Collection entries:
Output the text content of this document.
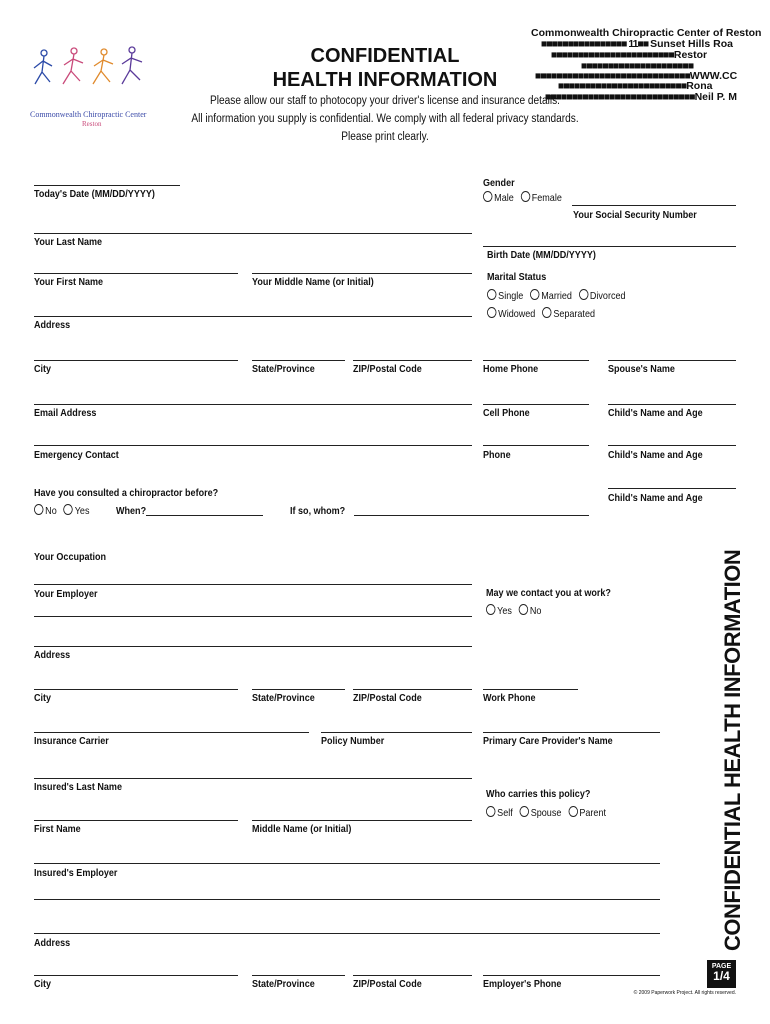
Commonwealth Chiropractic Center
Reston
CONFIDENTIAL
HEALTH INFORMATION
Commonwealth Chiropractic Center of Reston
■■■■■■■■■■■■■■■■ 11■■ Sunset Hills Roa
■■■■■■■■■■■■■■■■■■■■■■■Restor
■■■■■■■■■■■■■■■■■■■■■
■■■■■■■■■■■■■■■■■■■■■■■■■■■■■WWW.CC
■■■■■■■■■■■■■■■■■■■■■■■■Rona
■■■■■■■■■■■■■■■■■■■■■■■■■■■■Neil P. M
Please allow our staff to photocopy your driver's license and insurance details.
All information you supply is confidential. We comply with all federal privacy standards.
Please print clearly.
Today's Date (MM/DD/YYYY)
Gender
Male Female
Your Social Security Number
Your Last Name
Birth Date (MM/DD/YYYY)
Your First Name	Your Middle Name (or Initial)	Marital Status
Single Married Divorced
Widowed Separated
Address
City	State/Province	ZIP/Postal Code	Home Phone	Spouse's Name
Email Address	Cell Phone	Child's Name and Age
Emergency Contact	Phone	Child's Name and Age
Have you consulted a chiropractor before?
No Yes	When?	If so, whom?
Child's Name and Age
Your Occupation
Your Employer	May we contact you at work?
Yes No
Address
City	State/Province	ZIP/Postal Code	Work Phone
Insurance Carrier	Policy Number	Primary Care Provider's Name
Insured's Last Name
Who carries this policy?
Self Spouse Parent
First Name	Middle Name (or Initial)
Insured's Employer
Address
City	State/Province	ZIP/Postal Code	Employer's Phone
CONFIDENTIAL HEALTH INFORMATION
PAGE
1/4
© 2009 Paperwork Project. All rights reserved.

What you are asked to do: Pick out the lines above that hold the string "First" and show them.

Written solution:
Your First Name	Your Middle Name (or Initial)	Marital Status
First Name	Middle Name (or Initial)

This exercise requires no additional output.